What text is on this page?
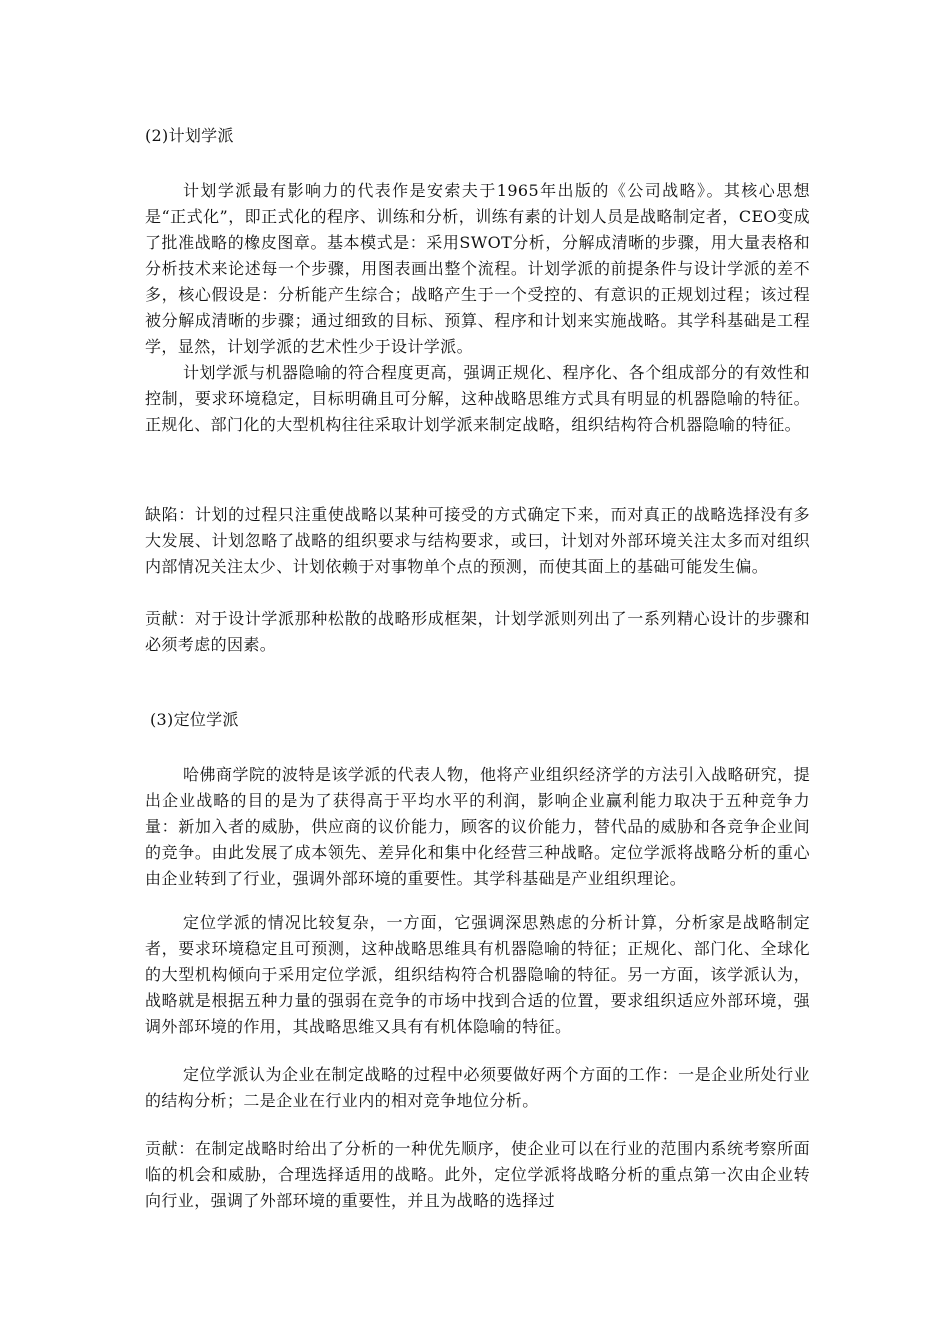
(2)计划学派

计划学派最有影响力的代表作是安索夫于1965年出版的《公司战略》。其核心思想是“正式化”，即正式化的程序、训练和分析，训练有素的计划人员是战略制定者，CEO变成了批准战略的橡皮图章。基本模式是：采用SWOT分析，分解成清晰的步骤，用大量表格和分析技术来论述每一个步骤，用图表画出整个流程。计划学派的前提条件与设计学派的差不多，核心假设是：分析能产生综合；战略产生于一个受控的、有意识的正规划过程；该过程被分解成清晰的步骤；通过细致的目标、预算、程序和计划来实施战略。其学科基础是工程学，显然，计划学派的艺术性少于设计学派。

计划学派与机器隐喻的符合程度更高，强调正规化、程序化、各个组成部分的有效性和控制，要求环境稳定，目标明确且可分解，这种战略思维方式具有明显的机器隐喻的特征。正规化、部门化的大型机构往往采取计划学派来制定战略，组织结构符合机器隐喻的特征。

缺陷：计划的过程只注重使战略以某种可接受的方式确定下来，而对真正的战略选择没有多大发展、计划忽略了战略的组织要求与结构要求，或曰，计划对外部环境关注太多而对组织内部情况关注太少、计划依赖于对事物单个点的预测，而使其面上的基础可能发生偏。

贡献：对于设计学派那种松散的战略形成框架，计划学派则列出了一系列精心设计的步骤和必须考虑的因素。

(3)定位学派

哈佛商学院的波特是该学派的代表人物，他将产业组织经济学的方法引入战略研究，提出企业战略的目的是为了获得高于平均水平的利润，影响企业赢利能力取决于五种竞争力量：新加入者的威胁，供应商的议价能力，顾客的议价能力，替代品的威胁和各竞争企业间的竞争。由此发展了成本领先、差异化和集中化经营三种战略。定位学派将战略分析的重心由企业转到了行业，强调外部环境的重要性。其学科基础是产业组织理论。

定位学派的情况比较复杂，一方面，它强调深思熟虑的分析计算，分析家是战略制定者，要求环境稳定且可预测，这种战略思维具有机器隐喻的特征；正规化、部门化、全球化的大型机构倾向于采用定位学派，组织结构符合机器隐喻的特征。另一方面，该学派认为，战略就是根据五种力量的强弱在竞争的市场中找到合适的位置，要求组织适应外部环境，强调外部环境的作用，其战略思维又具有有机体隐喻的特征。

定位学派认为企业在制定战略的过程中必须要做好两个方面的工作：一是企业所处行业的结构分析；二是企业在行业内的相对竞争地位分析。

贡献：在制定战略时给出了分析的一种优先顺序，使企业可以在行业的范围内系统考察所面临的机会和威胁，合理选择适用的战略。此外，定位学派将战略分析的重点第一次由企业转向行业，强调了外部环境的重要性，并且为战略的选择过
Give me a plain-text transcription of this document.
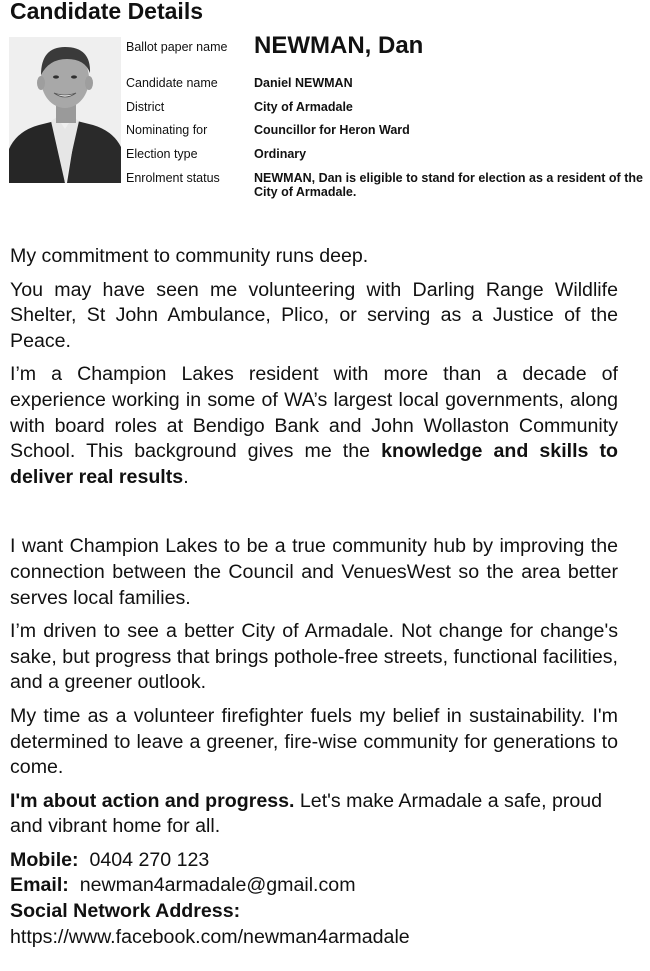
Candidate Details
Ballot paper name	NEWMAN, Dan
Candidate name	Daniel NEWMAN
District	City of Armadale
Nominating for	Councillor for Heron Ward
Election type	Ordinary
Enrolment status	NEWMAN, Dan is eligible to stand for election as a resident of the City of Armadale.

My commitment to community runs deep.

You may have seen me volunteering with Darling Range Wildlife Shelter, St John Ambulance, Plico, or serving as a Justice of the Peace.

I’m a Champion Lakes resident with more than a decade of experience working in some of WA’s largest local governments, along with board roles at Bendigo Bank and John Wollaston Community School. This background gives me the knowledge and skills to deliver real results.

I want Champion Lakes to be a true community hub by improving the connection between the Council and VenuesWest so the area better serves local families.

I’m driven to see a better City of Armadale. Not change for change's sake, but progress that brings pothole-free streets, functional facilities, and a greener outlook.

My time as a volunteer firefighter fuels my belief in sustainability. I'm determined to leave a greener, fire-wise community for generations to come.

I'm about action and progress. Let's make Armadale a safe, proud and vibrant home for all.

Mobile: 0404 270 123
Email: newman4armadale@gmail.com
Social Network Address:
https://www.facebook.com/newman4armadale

**********

What is being asked: Set down the material above as is, without any pictures.

Task response:
What text is on this page?
(2)计划学派

计划学派最有影响力的代表作是安索夫于1965年出版的《公司战略》。其核心思想是“正式化”，即正式化的程序、训练和分析，训练有素的计划人员是战略制定者，CEO变成了批准战略的橡皮图章。基本模式是：采用SWOT分析，分解成清晰的步骤，用大量表格和分析技术来论述每一个步骤，用图表画出整个流程。计划学派的前提条件与设计学派的差不多，核心假设是：分析能产生综合；战略产生于一个受控的、有意识的正规划过程；该过程被分解成清晰的步骤；通过细致的目标、预算、程序和计划来实施战略。其学科基础是工程学，显然，计划学派的艺术性少于设计学派。

计划学派与机器隐喻的符合程度更高，强调正规化、程序化、各个组成部分的有效性和控制，要求环境稳定，目标明确且可分解，这种战略思维方式具有明显的机器隐喻的特征。正规化、部门化的大型机构往往采取计划学派来制定战略，组织结构符合机器隐喻的特征。

缺陷：计划的过程只注重使战略以某种可接受的方式确定下来，而对真正的战略选择没有多大发展、计划忽略了战略的组织要求与结构要求，或曰，计划对外部环境关注太多而对组织内部情况关注太少、计划依赖于对事物单个点的预测，而使其面上的基础可能发生偏。

贡献：对于设计学派那种松散的战略形成框架，计划学派则列出了一系列精心设计的步骤和必须考虑的因素。

(3)定位学派

哈佛商学院的波特是该学派的代表人物，他将产业组织经济学的方法引入战略研究，提出企业战略的目的是为了获得高于平均水平的利润，影响企业赢利能力取决于五种竞争力量：新加入者的威胁，供应商的议价能力，顾客的议价能力，替代品的威胁和各竞争企业间的竞争。由此发展了成本领先、差异化和集中化经营三种战略。定位学派将战略分析的重心由企业转到了行业，强调外部环境的重要性。其学科基础是产业组织理论。

定位学派的情况比较复杂，一方面，它强调深思熟虑的分析计算，分析家是战略制定者，要求环境稳定且可预测，这种战略思维具有机器隐喻的特征；正规化、部门化、全球化的大型机构倾向于采用定位学派，组织结构符合机器隐喻的特征。另一方面，该学派认为，战略就是根据五种力量的强弱在竞争的市场中找到合适的位置，要求组织适应外部环境，强调外部环境的作用，其战略思维又具有有机体隐喻的特征。

定位学派认为企业在制定战略的过程中必须要做好两个方面的工作：一是企业所处行业的结构分析；二是企业在行业内的相对竞争地位分析。

贡献：在制定战略时给出了分析的一种优先顺序，使企业可以在行业的范围内系统考察所面临的机会和威胁，合理选择适用的战略。此外，定位学派将战略分析的重点第一次由企业转向行业，强调了外部环境的重要性，并且为战略的选择过
Give me a plain-text transcription of this document.
Candidate Details
Ballot paper name	NEWMAN, Dan
Candidate name	Daniel NEWMAN
District	City of Armadale
Nominating for	Councillor for Heron Ward
Election type	Ordinary
Enrolment status	NEWMAN, Dan is eligible to stand for election as a resident of the City of Armadale.

My commitment to community runs deep.

You may have seen me volunteering with Darling Range Wildlife Shelter, St John Ambulance, Plico, or serving as a Justice of the Peace.

I’m a Champion Lakes resident with more than a decade of experience working in some of WA’s largest local governments, along with board roles at Bendigo Bank and John Wollaston Community School. This background gives me the knowledge and skills to deliver real results.

I want Champion Lakes to be a true community hub by improving the connection between the Council and VenuesWest so the area better serves local families.

I’m driven to see a better City of Armadale. Not change for change's sake, but progress that brings pothole-free streets, functional facilities, and a greener outlook.

My time as a volunteer firefighter fuels my belief in sustainability. I'm determined to leave a greener, fire-wise community for generations to come.

I'm about action and progress. Let's make Armadale a safe, proud and vibrant home for all.

Mobile: 0404 270 123
Email: newman4armadale@gmail.com
Social Network Address:
https://www.facebook.com/newman4armadale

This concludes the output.